▶ [PROBLEM DESCRIPTION] Send back the entries below exactly as they appear.

═════ INPUT ROWS ═════

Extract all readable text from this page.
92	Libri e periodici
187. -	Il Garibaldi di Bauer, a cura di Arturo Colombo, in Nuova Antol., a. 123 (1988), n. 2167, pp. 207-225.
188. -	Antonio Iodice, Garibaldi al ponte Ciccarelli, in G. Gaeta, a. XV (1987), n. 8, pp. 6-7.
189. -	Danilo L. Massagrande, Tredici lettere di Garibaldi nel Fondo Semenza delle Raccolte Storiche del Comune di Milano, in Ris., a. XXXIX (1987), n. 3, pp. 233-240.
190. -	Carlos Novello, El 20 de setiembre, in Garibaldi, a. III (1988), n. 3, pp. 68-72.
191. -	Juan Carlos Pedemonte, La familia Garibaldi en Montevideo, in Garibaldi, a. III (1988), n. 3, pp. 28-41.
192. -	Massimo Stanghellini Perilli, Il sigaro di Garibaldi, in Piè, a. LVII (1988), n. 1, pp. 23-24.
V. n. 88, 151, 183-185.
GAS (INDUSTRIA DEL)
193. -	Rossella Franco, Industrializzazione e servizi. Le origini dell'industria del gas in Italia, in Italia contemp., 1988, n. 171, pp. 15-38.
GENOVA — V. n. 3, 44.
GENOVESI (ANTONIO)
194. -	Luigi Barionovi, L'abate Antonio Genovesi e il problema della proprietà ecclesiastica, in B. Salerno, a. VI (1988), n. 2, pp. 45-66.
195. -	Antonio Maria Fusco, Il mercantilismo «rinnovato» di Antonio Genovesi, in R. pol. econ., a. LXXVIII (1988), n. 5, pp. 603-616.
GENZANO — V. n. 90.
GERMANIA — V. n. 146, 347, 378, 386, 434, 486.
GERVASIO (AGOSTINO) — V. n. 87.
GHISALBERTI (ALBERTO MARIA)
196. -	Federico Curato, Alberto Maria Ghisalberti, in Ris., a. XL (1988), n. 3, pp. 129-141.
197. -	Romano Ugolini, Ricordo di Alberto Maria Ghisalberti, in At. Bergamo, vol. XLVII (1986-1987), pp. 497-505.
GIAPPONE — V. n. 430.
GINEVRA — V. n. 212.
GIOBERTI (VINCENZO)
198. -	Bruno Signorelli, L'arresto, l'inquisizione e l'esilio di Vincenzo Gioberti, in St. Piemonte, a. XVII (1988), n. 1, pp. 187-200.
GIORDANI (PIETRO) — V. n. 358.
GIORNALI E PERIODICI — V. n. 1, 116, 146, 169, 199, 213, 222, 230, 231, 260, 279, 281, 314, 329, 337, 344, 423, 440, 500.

═════

▶ [SOLUTION]
Extract all readable text from this page.
92	Libri e periodici
187. -	Il Garibaldi di Bauer, a cura di Arturo Colombo, in Nuova Antol., a. 123 (1988), n. 2167, pp. 207-225.
188. -	Antonio Iodice, Garibaldi al ponte Ciccarelli, in G. Gaeta, a. XV (1987), n. 8, pp. 6-7.
189. -	Danilo L. Massagrande, Tredici lettere di Garibaldi nel Fondo Semenza delle Raccolte Storiche del Comune di Milano, in Ris., a. XXXIX (1987), n. 3, pp. 233-240.
190. -	Carlos Novello, El 20 de setiembre, in Garibaldi, a. III (1988), n. 3, pp. 68-72.
191. -	Juan Carlos Pedemonte, La familia Garibaldi en Montevideo, in Garibaldi, a. III (1988), n. 3, pp. 28-41.
192. -	Massimo Stanghellini Perilli, Il sigaro di Garibaldi, in Piè, a. LVII (1988), n. 1, pp. 23-24.
V. n. 88, 151, 183-185.
GAS (INDUSTRIA DEL)
193. -	Rossella Franco, Industrializzazione e servizi. Le origini dell'industria del gas in Italia, in Italia contemp., 1988, n. 171, pp. 15-38.
GENOVA — V. n. 3, 44.
GENOVESI (ANTONIO)
194. -	Luigi Barionovi, L'abate Antonio Genovesi e il problema della proprietà ecclesiastica, in B. Salerno, a. VI (1988), n. 2, pp. 45-66.
195. -	Antonio Maria Fusco, Il mercantilismo «rinnovato» di Antonio Genovesi, in R. pol. econ., a. LXXVIII (1988), n. 5, pp. 603-616.
GENZANO — V. n. 90.
GERMANIA — V. n. 146, 347, 378, 386, 434, 486.
GERVASIO (AGOSTINO) — V. n. 87.
GHISALBERTI (ALBERTO MARIA)
196. -	Federico Curato, Alberto Maria Ghisalberti, in Ris., a. XL (1988), n. 3, pp. 129-141.
197. -	Romano Ugolini, Ricordo di Alberto Maria Ghisalberti, in At. Bergamo, vol. XLVII (1986-1987), pp. 497-505.
GIAPPONE — V. n. 430.
GINEVRA — V. n. 212.
GIOBERTI (VINCENZO)
198. -	Bruno Signorelli, L'arresto, l'inquisizione e l'esilio di Vincenzo Gioberti, in St. Piemonte, a. XVII (1988), n. 1, pp. 187-200.
GIORDANI (PIETRO) — V. n. 358.
GIORNALI E PERIODICI — V. n. 1, 116, 146, 169, 199, 213, 222, 230, 231, 260, 279, 281, 314, 329, 337, 344, 423, 440, 500.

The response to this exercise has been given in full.